## EXERCISE
Filter the entries, keeping every line with the word "parents".

## WORKING DATA

*****

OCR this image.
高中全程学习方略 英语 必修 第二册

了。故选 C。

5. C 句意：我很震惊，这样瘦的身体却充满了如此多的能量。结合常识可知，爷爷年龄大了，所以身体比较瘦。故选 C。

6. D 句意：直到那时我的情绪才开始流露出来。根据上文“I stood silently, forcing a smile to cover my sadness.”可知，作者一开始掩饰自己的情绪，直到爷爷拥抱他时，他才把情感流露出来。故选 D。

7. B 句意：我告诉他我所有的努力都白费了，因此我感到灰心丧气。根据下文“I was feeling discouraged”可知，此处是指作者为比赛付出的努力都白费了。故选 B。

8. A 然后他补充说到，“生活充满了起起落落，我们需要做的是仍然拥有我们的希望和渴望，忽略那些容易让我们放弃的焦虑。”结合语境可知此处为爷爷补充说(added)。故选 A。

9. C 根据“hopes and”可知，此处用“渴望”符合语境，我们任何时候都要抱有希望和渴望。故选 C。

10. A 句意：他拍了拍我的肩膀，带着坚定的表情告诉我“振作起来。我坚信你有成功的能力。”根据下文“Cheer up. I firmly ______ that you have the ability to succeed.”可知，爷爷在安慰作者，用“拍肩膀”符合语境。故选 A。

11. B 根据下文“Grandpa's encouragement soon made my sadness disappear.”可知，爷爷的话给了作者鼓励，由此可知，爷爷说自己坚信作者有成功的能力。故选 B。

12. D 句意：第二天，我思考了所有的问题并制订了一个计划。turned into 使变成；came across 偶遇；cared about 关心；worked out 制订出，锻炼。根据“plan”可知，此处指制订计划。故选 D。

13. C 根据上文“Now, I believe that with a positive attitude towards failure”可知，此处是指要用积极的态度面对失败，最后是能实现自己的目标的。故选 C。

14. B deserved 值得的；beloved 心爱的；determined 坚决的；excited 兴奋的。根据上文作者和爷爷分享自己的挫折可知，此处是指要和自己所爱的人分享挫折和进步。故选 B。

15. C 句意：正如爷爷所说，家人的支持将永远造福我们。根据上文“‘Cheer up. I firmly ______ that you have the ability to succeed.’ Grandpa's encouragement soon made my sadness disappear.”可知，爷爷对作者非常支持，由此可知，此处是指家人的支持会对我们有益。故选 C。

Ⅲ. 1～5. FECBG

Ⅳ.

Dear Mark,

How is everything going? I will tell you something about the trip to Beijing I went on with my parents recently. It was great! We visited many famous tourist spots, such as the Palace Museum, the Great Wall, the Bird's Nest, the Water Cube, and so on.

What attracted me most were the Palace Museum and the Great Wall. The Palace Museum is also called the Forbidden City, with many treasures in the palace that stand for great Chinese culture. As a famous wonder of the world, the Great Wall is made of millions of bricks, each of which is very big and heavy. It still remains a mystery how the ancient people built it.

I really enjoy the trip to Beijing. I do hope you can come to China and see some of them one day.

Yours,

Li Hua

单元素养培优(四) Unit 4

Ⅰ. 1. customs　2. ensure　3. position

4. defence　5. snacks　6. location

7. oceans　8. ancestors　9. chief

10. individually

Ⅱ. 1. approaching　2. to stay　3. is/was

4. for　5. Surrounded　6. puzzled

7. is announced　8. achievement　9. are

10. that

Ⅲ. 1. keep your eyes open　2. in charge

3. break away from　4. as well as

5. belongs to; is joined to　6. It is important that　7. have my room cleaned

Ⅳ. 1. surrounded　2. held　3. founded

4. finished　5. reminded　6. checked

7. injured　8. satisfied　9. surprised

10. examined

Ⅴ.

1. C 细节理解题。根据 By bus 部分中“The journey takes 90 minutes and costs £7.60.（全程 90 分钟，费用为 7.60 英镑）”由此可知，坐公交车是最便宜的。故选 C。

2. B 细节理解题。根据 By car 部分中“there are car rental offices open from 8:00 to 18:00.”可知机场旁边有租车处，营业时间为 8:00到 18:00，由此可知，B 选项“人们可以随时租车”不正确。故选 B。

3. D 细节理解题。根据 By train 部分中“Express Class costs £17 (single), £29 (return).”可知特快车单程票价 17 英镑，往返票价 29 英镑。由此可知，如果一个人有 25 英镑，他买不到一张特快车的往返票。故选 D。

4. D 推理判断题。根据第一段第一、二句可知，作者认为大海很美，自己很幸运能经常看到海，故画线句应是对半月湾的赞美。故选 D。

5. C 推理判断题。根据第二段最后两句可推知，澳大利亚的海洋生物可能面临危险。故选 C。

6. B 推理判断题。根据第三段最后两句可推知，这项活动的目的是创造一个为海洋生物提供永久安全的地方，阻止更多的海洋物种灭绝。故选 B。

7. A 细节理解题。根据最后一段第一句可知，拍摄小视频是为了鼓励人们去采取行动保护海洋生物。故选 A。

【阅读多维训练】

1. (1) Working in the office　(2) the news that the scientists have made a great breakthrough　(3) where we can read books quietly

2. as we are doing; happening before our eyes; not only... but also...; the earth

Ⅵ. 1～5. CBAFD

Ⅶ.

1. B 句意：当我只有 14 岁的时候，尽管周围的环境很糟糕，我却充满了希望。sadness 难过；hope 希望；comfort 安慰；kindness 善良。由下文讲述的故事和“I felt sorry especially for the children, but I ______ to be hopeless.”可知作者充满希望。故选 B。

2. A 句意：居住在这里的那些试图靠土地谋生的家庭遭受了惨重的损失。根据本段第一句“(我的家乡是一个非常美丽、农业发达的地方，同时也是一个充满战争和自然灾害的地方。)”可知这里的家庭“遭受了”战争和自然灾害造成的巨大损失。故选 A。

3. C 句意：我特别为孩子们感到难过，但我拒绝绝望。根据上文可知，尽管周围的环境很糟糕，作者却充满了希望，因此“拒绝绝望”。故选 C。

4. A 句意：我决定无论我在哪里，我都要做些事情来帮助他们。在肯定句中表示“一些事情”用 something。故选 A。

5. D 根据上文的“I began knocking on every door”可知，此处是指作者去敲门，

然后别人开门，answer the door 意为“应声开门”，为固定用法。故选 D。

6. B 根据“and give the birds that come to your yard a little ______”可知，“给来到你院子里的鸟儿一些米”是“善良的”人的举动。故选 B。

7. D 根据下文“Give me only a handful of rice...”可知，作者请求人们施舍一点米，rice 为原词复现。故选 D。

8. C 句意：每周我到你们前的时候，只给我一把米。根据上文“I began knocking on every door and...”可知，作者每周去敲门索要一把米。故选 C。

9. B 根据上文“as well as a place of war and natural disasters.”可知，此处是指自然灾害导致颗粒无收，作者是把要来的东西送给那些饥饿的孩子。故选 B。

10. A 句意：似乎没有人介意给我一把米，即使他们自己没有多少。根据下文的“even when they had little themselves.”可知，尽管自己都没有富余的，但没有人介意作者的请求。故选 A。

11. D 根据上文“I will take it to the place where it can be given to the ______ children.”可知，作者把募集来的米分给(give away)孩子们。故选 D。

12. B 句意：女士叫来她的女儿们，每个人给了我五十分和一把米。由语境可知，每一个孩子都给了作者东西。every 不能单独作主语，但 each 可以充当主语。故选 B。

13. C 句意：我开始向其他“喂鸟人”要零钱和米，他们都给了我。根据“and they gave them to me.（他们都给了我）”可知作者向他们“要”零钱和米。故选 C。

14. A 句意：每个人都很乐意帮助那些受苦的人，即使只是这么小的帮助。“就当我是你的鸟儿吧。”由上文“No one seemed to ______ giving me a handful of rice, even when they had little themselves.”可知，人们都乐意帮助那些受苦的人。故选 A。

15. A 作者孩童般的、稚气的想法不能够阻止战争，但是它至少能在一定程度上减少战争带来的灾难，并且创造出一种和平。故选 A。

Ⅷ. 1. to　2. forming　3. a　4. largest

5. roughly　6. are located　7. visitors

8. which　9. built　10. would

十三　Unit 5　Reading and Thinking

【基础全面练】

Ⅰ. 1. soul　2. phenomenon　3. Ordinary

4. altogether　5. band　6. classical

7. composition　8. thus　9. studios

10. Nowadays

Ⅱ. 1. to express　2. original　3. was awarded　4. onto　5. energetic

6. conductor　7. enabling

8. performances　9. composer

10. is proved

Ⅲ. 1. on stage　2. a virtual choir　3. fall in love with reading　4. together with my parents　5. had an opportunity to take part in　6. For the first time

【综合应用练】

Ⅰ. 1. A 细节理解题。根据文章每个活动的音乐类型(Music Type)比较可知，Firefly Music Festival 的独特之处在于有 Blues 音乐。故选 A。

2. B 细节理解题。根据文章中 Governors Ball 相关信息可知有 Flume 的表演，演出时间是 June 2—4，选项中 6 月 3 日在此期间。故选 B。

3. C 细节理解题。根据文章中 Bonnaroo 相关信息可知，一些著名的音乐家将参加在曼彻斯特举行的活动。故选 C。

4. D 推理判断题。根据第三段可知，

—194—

*****

## REPLY
How is everything going? I will tell you something about the trip to Beijing I went on with my parents recently. It was great! We visited many famous tourist spots, such as the Palace Museum, the Great Wall, the Bird's Nest, the Water Cube, and so on.
Ⅲ. 1. on stage　2. a virtual choir　3. fall in love with reading　4. together with my parents　5. had an opportunity to take part in　6. For the first time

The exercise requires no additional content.